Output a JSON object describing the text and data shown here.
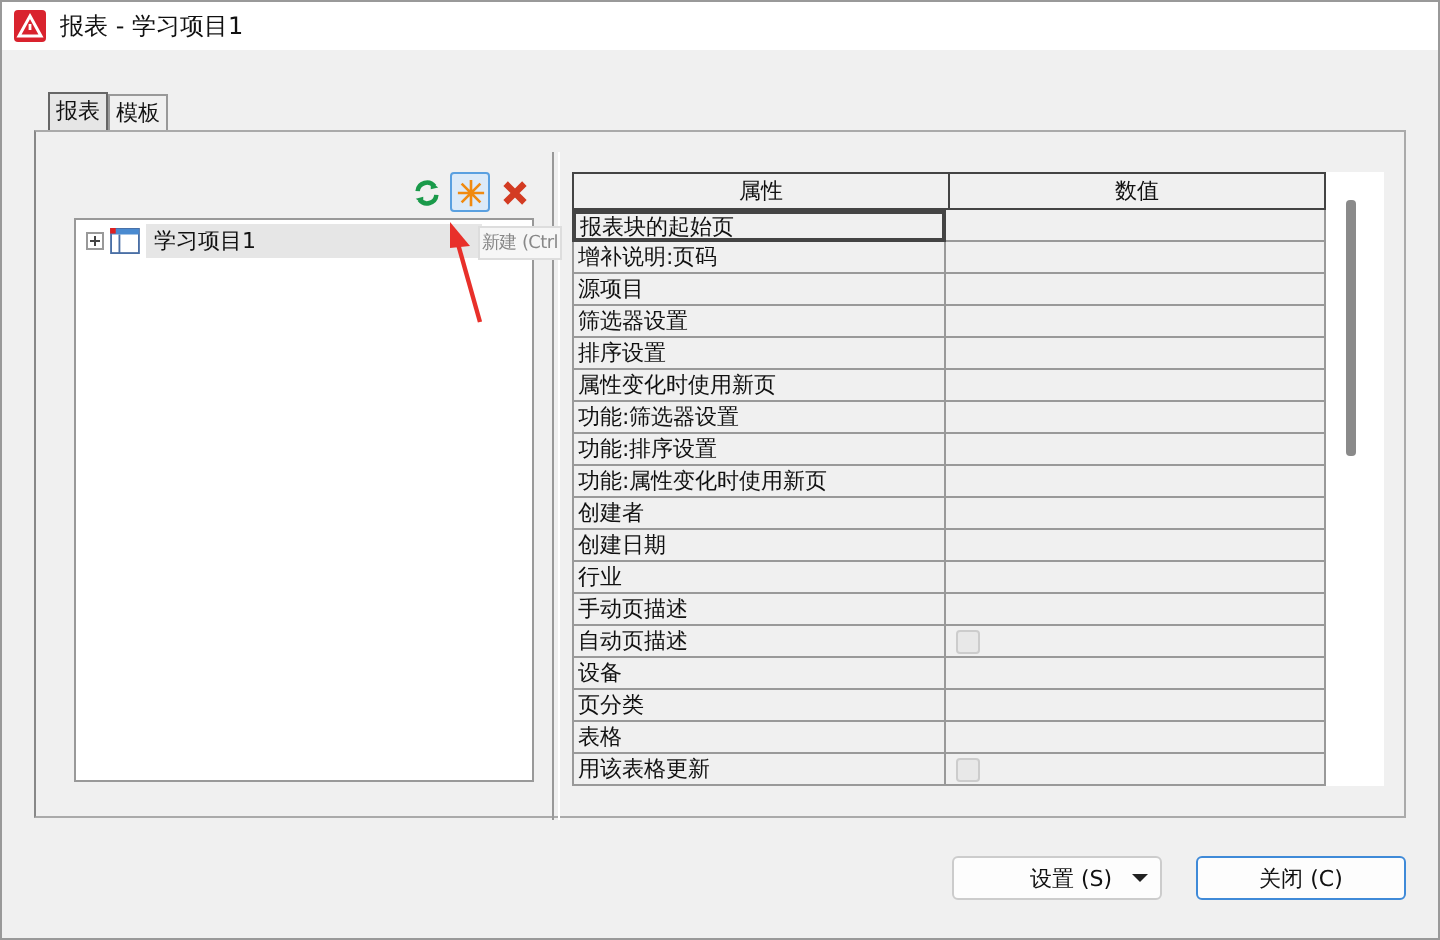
{
  "window": {
    "title": "报表 - 学习项目1"
  },
  "tabs": [
    {
      "label": "报表",
      "selected": true
    },
    {
      "label": "模板",
      "selected": false
    }
  ],
  "toolbar": {
    "tooltip": "新建 (Ctrl"
  },
  "tree": {
    "items": [
      {
        "label": "学习项目1",
        "expanded": false,
        "selected": true
      }
    ]
  },
  "table": {
    "columns": [
      "属性",
      "数值"
    ],
    "rows": [
      {
        "name": "报表块的起始页",
        "kind": "text",
        "selected": true
      },
      {
        "name": "增补说明:页码",
        "kind": "text",
        "selected": false
      },
      {
        "name": "源项目",
        "kind": "text",
        "selected": false
      },
      {
        "name": "筛选器设置",
        "kind": "text",
        "selected": false
      },
      {
        "name": "排序设置",
        "kind": "text",
        "selected": false
      },
      {
        "name": "属性变化时使用新页",
        "kind": "text",
        "selected": false
      },
      {
        "name": "功能:筛选器设置",
        "kind": "text",
        "selected": false
      },
      {
        "name": "功能:排序设置",
        "kind": "text",
        "selected": false
      },
      {
        "name": "功能:属性变化时使用新页",
        "kind": "text",
        "selected": false
      },
      {
        "name": "创建者",
        "kind": "text",
        "selected": false
      },
      {
        "name": "创建日期",
        "kind": "text",
        "selected": false
      },
      {
        "name": "行业",
        "kind": "text",
        "selected": false
      },
      {
        "name": "手动页描述",
        "kind": "text",
        "selected": false
      },
      {
        "name": "自动页描述",
        "kind": "checkbox",
        "checked": false,
        "selected": false
      },
      {
        "name": "设备",
        "kind": "text",
        "selected": false
      },
      {
        "name": "页分类",
        "kind": "text",
        "selected": false
      },
      {
        "name": "表格",
        "kind": "text",
        "selected": false
      },
      {
        "name": "用该表格更新",
        "kind": "checkbox",
        "checked": false,
        "selected": false
      }
    ]
  },
  "buttons": [
    {
      "label": "设置 (S)",
      "kind": "split"
    },
    {
      "label": "关闭 (C)",
      "kind": "default"
    }
  ]
}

## Stated goal
In your copy of the listing above, reproduce each line exactly and omit all pictures.

## Exercise output
Output a JSON object describing the text and data shown here.
{
  "window": {
    "title": "报表 - 学习项目1"
  },
  "tabs": [
    {
      "label": "报表",
      "selected": true
    },
    {
      "label": "模板",
      "selected": false
    }
  ],
  "toolbar": {
    "tooltip": "新建 (Ctrl"
  },
  "tree": {
    "items": [
      {
        "label": "学习项目1",
        "expanded": false,
        "selected": true
      }
    ]
  },
  "table": {
    "columns": [
      "属性",
      "数值"
    ],
    "rows": [
      {
        "name": "报表块的起始页",
        "kind": "text",
        "selected": true
      },
      {
        "name": "增补说明:页码",
        "kind": "text",
        "selected": false
      },
      {
        "name": "源项目",
        "kind": "text",
        "selected": false
      },
      {
        "name": "筛选器设置",
        "kind": "text",
        "selected": false
      },
      {
        "name": "排序设置",
        "kind": "text",
        "selected": false
      },
      {
        "name": "属性变化时使用新页",
        "kind": "text",
        "selected": false
      },
      {
        "name": "功能:筛选器设置",
        "kind": "text",
        "selected": false
      },
      {
        "name": "功能:排序设置",
        "kind": "text",
        "selected": false
      },
      {
        "name": "功能:属性变化时使用新页",
        "kind": "text",
        "selected": false
      },
      {
        "name": "创建者",
        "kind": "text",
        "selected": false
      },
      {
        "name": "创建日期",
        "kind": "text",
        "selected": false
      },
      {
        "name": "行业",
        "kind": "text",
        "selected": false
      },
      {
        "name": "手动页描述",
        "kind": "text",
        "selected": false
      },
      {
        "name": "自动页描述",
        "kind": "checkbox",
        "checked": false,
        "selected": false
      },
      {
        "name": "设备",
        "kind": "text",
        "selected": false
      },
      {
        "name": "页分类",
        "kind": "text",
        "selected": false
      },
      {
        "name": "表格",
        "kind": "text",
        "selected": false
      },
      {
        "name": "用该表格更新",
        "kind": "checkbox",
        "checked": false,
        "selected": false
      }
    ]
  },
  "buttons": [
    {
      "label": "设置 (S)",
      "kind": "split"
    },
    {
      "label": "关闭 (C)",
      "kind": "default"
    }
  ]
}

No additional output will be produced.